**Written problem**
Emit the entire listing verbatim.

Data entries:

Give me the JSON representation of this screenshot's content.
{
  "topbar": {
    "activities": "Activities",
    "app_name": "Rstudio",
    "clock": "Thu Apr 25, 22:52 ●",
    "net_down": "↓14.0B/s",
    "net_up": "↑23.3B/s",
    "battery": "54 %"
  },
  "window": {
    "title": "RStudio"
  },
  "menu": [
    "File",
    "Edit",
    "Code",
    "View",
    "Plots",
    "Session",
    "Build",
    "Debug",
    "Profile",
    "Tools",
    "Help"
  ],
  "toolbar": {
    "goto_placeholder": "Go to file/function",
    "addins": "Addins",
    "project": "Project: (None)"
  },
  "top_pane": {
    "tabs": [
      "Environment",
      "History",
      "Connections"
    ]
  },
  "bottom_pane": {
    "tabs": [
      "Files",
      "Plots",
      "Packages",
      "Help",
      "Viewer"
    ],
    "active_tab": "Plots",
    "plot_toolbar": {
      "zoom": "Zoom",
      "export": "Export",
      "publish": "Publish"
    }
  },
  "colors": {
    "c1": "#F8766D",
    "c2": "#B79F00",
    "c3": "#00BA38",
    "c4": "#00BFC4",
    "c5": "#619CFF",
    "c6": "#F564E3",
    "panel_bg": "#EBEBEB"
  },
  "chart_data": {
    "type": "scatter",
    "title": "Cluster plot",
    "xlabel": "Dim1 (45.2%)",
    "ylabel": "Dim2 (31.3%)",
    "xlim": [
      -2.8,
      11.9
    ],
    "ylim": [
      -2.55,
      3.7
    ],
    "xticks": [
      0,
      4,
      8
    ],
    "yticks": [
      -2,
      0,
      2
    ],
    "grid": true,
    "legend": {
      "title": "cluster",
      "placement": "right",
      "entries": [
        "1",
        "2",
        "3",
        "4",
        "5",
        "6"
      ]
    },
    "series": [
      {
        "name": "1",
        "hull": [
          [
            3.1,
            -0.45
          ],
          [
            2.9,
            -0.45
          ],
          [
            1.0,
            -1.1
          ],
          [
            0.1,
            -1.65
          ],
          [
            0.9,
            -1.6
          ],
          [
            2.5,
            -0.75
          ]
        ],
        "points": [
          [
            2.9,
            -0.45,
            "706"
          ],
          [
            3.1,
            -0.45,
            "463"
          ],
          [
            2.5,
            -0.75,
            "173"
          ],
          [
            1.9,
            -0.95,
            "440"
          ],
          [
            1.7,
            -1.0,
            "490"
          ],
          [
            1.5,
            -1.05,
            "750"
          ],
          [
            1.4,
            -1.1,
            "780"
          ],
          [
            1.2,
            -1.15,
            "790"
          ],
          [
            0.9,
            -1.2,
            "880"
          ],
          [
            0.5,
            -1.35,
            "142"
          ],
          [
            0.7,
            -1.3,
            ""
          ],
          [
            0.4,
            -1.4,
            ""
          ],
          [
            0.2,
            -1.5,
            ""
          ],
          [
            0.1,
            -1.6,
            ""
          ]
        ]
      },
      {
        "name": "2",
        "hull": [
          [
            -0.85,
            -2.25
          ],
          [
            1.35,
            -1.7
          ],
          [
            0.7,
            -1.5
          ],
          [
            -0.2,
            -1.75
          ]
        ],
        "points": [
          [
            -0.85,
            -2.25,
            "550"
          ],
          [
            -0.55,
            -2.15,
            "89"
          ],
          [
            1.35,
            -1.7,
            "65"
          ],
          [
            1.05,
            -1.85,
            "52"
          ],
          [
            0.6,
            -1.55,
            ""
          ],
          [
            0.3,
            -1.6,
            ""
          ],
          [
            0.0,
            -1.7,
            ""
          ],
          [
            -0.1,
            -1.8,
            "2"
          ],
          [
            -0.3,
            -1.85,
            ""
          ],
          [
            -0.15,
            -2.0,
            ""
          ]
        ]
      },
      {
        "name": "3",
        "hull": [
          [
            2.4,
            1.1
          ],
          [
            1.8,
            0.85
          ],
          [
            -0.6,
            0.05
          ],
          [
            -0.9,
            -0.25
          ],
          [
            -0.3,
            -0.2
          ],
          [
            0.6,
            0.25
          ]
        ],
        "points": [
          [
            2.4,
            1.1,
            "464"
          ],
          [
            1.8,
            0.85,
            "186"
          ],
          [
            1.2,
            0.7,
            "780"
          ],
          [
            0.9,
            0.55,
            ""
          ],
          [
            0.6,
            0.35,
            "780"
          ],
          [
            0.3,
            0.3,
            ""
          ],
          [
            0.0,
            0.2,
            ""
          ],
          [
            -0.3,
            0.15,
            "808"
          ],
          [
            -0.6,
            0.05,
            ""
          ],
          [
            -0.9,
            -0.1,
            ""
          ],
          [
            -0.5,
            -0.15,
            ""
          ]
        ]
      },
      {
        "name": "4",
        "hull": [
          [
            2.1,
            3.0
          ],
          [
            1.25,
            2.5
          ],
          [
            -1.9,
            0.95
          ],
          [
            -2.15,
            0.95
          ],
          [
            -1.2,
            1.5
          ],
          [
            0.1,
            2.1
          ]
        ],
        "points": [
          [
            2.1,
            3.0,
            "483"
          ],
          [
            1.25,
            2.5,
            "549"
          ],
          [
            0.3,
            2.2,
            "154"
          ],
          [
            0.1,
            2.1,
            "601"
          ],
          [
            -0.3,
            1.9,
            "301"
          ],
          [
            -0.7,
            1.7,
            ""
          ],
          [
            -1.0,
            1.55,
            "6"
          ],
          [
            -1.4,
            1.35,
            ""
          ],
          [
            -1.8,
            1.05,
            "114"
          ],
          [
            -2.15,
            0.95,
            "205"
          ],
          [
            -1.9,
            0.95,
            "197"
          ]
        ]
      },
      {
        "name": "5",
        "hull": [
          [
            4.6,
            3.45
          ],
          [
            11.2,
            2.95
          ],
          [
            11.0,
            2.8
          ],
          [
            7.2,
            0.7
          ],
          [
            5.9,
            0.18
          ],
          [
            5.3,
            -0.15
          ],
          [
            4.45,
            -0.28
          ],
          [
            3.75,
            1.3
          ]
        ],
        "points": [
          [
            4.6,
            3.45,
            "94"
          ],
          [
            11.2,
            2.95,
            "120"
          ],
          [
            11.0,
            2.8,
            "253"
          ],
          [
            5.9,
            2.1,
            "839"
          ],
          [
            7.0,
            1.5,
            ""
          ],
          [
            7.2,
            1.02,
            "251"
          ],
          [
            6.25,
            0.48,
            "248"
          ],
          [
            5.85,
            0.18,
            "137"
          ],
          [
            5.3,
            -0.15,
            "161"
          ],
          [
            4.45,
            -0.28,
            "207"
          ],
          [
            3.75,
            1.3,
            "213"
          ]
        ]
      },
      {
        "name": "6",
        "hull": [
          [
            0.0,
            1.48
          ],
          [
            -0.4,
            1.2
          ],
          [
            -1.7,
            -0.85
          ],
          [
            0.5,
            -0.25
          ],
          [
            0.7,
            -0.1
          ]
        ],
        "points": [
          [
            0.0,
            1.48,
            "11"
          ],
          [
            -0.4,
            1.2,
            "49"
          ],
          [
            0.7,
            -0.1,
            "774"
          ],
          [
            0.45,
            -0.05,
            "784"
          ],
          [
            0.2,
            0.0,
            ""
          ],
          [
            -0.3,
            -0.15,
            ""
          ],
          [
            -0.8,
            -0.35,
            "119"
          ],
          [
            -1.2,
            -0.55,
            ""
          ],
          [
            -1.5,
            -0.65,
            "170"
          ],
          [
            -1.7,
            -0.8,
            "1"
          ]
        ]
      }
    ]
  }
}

**Solution for this problem**
Give me the JSON representation of this screenshot's content.
{
  "topbar": {
    "activities": "Activities",
    "app_name": "Rstudio",
    "clock": "Thu Apr 25, 22:52 ●",
    "net_down": "↓14.0B/s",
    "net_up": "↑23.3B/s",
    "battery": "54 %"
  },
  "window": {
    "title": "RStudio"
  },
  "menu": [
    "File",
    "Edit",
    "Code",
    "View",
    "Plots",
    "Session",
    "Build",
    "Debug",
    "Profile",
    "Tools",
    "Help"
  ],
  "toolbar": {
    "goto_placeholder": "Go to file/function",
    "addins": "Addins",
    "project": "Project: (None)"
  },
  "top_pane": {
    "tabs": [
      "Environment",
      "History",
      "Connections"
    ]
  },
  "bottom_pane": {
    "tabs": [
      "Files",
      "Plots",
      "Packages",
      "Help",
      "Viewer"
    ],
    "active_tab": "Plots",
    "plot_toolbar": {
      "zoom": "Zoom",
      "export": "Export",
      "publish": "Publish"
    }
  },
  "colors": {
    "c1": "#F8766D",
    "c2": "#B79F00",
    "c3": "#00BA38",
    "c4": "#00BFC4",
    "c5": "#619CFF",
    "c6": "#F564E3",
    "panel_bg": "#EBEBEB"
  },
  "chart_data": {
    "type": "scatter",
    "title": "Cluster plot",
    "xlabel": "Dim1 (45.2%)",
    "ylabel": "Dim2 (31.3%)",
    "xlim": [
      -2.8,
      11.9
    ],
    "ylim": [
      -2.55,
      3.7
    ],
    "xticks": [
      0,
      4,
      8
    ],
    "yticks": [
      -2,
      0,
      2
    ],
    "grid": true,
    "legend": {
      "title": "cluster",
      "placement": "right",
      "entries": [
        "1",
        "2",
        "3",
        "4",
        "5",
        "6"
      ]
    },
    "series": [
      {
        "name": "1",
        "hull": [
          [
            3.1,
            -0.45
          ],
          [
            2.9,
            -0.45
          ],
          [
            1.0,
            -1.1
          ],
          [
            0.1,
            -1.65
          ],
          [
            0.9,
            -1.6
          ],
          [
            2.5,
            -0.75
          ]
        ],
        "points": [
          [
            2.9,
            -0.45,
            "706"
          ],
          [
            3.1,
            -0.45,
            "463"
          ],
          [
            2.5,
            -0.75,
            "173"
          ],
          [
            1.9,
            -0.95,
            "440"
          ],
          [
            1.7,
            -1.0,
            "490"
          ],
          [
            1.5,
            -1.05,
            "750"
          ],
          [
            1.4,
            -1.1,
            "780"
          ],
          [
            1.2,
            -1.15,
            "790"
          ],
          [
            0.9,
            -1.2,
            "880"
          ],
          [
            0.5,
            -1.35,
            "142"
          ],
          [
            0.7,
            -1.3,
            ""
          ],
          [
            0.4,
            -1.4,
            ""
          ],
          [
            0.2,
            -1.5,
            ""
          ],
          [
            0.1,
            -1.6,
            ""
          ]
        ]
      },
      {
        "name": "2",
        "hull": [
          [
            -0.85,
            -2.25
          ],
          [
            1.35,
            -1.7
          ],
          [
            0.7,
            -1.5
          ],
          [
            -0.2,
            -1.75
          ]
        ],
        "points": [
          [
            -0.85,
            -2.25,
            "550"
          ],
          [
            -0.55,
            -2.15,
            "89"
          ],
          [
            1.35,
            -1.7,
            "65"
          ],
          [
            1.05,
            -1.85,
            "52"
          ],
          [
            0.6,
            -1.55,
            ""
          ],
          [
            0.3,
            -1.6,
            ""
          ],
          [
            0.0,
            -1.7,
            ""
          ],
          [
            -0.1,
            -1.8,
            "2"
          ],
          [
            -0.3,
            -1.85,
            ""
          ],
          [
            -0.15,
            -2.0,
            ""
          ]
        ]
      },
      {
        "name": "3",
        "hull": [
          [
            2.4,
            1.1
          ],
          [
            1.8,
            0.85
          ],
          [
            -0.6,
            0.05
          ],
          [
            -0.9,
            -0.25
          ],
          [
            -0.3,
            -0.2
          ],
          [
            0.6,
            0.25
          ]
        ],
        "points": [
          [
            2.4,
            1.1,
            "464"
          ],
          [
            1.8,
            0.85,
            "186"
          ],
          [
            1.2,
            0.7,
            "780"
          ],
          [
            0.9,
            0.55,
            ""
          ],
          [
            0.6,
            0.35,
            "780"
          ],
          [
            0.3,
            0.3,
            ""
          ],
          [
            0.0,
            0.2,
            ""
          ],
          [
            -0.3,
            0.15,
            "808"
          ],
          [
            -0.6,
            0.05,
            ""
          ],
          [
            -0.9,
            -0.1,
            ""
          ],
          [
            -0.5,
            -0.15,
            ""
          ]
        ]
      },
      {
        "name": "4",
        "hull": [
          [
            2.1,
            3.0
          ],
          [
            1.25,
            2.5
          ],
          [
            -1.9,
            0.95
          ],
          [
            -2.15,
            0.95
          ],
          [
            -1.2,
            1.5
          ],
          [
            0.1,
            2.1
          ]
        ],
        "points": [
          [
            2.1,
            3.0,
            "483"
          ],
          [
            1.25,
            2.5,
            "549"
          ],
          [
            0.3,
            2.2,
            "154"
          ],
          [
            0.1,
            2.1,
            "601"
          ],
          [
            -0.3,
            1.9,
            "301"
          ],
          [
            -0.7,
            1.7,
            ""
          ],
          [
            -1.0,
            1.55,
            "6"
          ],
          [
            -1.4,
            1.35,
            ""
          ],
          [
            -1.8,
            1.05,
            "114"
          ],
          [
            -2.15,
            0.95,
            "205"
          ],
          [
            -1.9,
            0.95,
            "197"
          ]
        ]
      },
      {
        "name": "5",
        "hull": [
          [
            4.6,
            3.45
          ],
          [
            11.2,
            2.95
          ],
          [
            11.0,
            2.8
          ],
          [
            7.2,
            0.7
          ],
          [
            5.9,
            0.18
          ],
          [
            5.3,
            -0.15
          ],
          [
            4.45,
            -0.28
          ],
          [
            3.75,
            1.3
          ]
        ],
        "points": [
          [
            4.6,
            3.45,
            "94"
          ],
          [
            11.2,
            2.95,
            "120"
          ],
          [
            11.0,
            2.8,
            "253"
          ],
          [
            5.9,
            2.1,
            "839"
          ],
          [
            7.0,
            1.5,
            ""
          ],
          [
            7.2,
            1.02,
            "251"
          ],
          [
            6.25,
            0.48,
            "248"
          ],
          [
            5.85,
            0.18,
            "137"
          ],
          [
            5.3,
            -0.15,
            "161"
          ],
          [
            4.45,
            -0.28,
            "207"
          ],
          [
            3.75,
            1.3,
            "213"
          ]
        ]
      },
      {
        "name": "6",
        "hull": [
          [
            0.0,
            1.48
          ],
          [
            -0.4,
            1.2
          ],
          [
            -1.7,
            -0.85
          ],
          [
            0.5,
            -0.25
          ],
          [
            0.7,
            -0.1
          ]
        ],
        "points": [
          [
            0.0,
            1.48,
            "11"
          ],
          [
            -0.4,
            1.2,
            "49"
          ],
          [
            0.7,
            -0.1,
            "774"
          ],
          [
            0.45,
            -0.05,
            "784"
          ],
          [
            0.2,
            0.0,
            ""
          ],
          [
            -0.3,
            -0.15,
            ""
          ],
          [
            -0.8,
            -0.35,
            "119"
          ],
          [
            -1.2,
            -0.55,
            ""
          ],
          [
            -1.5,
            -0.65,
            "170"
          ],
          [
            -1.7,
            -0.8,
            "1"
          ]
        ]
      }
    ]
  }
}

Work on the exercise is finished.